Consigne
Reproduisez fidèlement un passage du texte sur la nomophobie : commencez aux mots « Quoi faire ? » et arrêtez-vous après « est devenu indispensable. ».

Bloc de texte
────────────────────────────────────────

ZOOM SUR LA NOMOPHOBIE

Depuis 2018, un nouveau terme est apparu dans le dictionnaire : la « nomophobie», qui est la contraction de « No mobile phone phobia » . L’angoisse qui nous saisit s’il n’y a pas de réseau, si la batterie est vide ou si l’on a perdu son téléphone. Et si l’on ratait un appel ? Un mail ? Une info ? Car on regarde son écran… en moyenne, 200 fois par jour.

Quoi faire ? Il serait tentant de tout stopper et de partir en pleine nature, pour se déconnecter totalement. Mais deux semaines de « digital detox », est-ce vraiment efficace ? Non, répond Laurent KARILA, psychiatre et addictologue à l’hôpital Paul-Brousse (APHP) : « Cela ne fonctionnera pas à long terme. » D’autant que cet outil, qui nous permet de communiquer, travailler, circuler, faire ses courses, lire le journal, prendre des photos… nous est devenu indispensable.

Ce que le médecin préconise plutôt, « ce sont de petits breaks, de 2 heures, le soir ou le week-end, pendant lesquels on ne se connecte pas » pour profiter d’une promenade, d’un dîner avec ses amis… « et retrouver des moments de convivialité, sans faire plusieurs choses à la fois ». Il est également possible de définir des « espaces sans écran » : cuisine, toilettes, salle de bain et… les chambres. « Car la lumière bleue, qui ressemble à la lumière du jour, stimule le cerveau, repousse l’heure de l’endormissement et réduit le temps de sommeil », explique Claire LECONTE, chronobiologiste.

Digital détox ou pauses numériques

Une problématique qui se pose notamment pour les ados… ces « digital natives », qui passent leurs soirées sur les réseaux, les messageries, les jeux… « Alors qu’à cet âge, on ne peut pas rogner sur le sommeil paradoxal, nécessaire aux apprentissages », poursuit-elle.

Comment intervenir sans que cela soit source de conflit ? Difficile. « S’il ne faut pas interdire », conseille Laurent KARILA aux parents, « il est important de poser des limites. » Notamment en repoussant l’âge du 1er smartphone - qui correspond à l’entrée en 6e, et en limitant la fréquence de son utilisation.

────────────────────────────────────────

Extraits de données

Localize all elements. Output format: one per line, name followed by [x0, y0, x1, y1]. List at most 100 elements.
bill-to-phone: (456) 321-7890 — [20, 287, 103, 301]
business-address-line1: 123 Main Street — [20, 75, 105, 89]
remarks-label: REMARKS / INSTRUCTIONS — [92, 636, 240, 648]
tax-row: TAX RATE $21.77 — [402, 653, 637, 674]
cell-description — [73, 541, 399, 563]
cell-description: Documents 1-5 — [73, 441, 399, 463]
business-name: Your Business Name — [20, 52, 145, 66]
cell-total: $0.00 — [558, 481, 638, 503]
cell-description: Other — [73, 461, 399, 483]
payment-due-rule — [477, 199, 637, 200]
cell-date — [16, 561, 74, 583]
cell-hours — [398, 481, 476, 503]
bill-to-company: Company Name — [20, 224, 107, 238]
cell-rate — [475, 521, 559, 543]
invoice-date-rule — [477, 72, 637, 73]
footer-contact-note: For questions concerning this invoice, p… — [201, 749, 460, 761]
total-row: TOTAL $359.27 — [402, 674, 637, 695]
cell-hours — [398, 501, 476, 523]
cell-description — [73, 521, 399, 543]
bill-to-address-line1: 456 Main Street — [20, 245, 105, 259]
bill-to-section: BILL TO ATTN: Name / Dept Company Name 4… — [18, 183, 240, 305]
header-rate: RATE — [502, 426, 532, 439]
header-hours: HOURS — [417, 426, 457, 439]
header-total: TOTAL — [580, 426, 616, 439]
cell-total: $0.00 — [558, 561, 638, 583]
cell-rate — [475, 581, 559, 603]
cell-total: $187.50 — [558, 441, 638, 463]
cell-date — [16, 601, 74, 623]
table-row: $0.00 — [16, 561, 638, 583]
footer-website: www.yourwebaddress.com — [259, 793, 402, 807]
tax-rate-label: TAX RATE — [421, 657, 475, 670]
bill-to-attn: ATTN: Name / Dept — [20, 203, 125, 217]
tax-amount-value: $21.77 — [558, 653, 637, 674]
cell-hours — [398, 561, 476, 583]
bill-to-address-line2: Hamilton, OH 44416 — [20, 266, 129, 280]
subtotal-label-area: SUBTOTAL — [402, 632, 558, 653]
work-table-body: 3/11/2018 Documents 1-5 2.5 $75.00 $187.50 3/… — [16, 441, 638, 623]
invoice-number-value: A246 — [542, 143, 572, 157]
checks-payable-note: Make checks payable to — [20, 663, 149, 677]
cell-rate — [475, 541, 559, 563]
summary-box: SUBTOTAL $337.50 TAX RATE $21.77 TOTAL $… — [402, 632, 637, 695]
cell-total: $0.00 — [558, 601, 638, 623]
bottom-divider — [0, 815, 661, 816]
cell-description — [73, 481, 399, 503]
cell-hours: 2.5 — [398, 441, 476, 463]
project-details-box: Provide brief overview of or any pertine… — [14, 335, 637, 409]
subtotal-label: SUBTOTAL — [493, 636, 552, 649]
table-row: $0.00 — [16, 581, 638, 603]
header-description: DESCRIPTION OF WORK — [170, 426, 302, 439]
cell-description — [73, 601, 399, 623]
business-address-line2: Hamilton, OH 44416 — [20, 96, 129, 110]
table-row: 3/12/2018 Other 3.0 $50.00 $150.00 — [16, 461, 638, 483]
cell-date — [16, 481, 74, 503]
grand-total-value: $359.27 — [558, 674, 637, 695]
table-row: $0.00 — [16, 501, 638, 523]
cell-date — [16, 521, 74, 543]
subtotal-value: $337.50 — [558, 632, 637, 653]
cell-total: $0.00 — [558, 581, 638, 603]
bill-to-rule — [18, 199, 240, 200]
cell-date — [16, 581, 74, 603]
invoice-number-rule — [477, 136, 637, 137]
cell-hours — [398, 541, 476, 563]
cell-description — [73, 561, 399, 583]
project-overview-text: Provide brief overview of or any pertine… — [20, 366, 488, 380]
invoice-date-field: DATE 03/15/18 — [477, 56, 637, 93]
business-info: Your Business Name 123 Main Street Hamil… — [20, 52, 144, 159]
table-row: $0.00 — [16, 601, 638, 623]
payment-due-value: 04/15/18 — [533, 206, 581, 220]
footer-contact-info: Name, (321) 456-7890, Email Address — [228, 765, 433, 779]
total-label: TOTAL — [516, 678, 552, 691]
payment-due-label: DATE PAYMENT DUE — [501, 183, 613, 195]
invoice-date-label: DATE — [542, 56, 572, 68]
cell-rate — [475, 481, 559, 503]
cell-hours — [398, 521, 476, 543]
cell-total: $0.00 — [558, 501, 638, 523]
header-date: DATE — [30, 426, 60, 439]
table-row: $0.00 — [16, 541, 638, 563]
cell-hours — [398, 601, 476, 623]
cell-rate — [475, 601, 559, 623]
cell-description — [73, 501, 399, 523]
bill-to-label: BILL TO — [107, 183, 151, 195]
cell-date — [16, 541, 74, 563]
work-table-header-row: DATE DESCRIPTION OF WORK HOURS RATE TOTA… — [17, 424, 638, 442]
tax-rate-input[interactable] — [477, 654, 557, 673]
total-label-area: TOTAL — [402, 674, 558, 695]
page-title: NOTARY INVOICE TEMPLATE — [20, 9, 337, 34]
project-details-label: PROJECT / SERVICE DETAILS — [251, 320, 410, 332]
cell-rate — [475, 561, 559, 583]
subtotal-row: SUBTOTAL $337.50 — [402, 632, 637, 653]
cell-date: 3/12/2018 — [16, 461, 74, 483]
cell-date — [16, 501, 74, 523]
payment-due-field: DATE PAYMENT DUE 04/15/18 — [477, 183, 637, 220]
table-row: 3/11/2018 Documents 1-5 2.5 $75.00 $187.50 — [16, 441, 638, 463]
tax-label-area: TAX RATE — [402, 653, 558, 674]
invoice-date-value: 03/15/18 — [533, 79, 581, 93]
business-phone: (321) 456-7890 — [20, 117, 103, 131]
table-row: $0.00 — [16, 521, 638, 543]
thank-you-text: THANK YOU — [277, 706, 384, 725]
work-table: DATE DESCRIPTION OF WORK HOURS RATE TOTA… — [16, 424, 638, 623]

────────────────────────────────────────

Corrigé
Quoi faire ? Il serait tentant de tout stopper et de partir en pleine nature, pour se déconnecter totalement. Mais deux semaines de « digital detox », est-ce vraiment efficace ? Non, répond Laurent KARILA, psychiatre et addictologue à l’hôpital Paul-Brousse (APHP) : « Cela ne fonctionnera pas à long terme. » D’autant que cet outil, qui nous permet de communiquer, travailler, circuler, faire ses courses, lire le journal, prendre des photos… nous est devenu indispensable.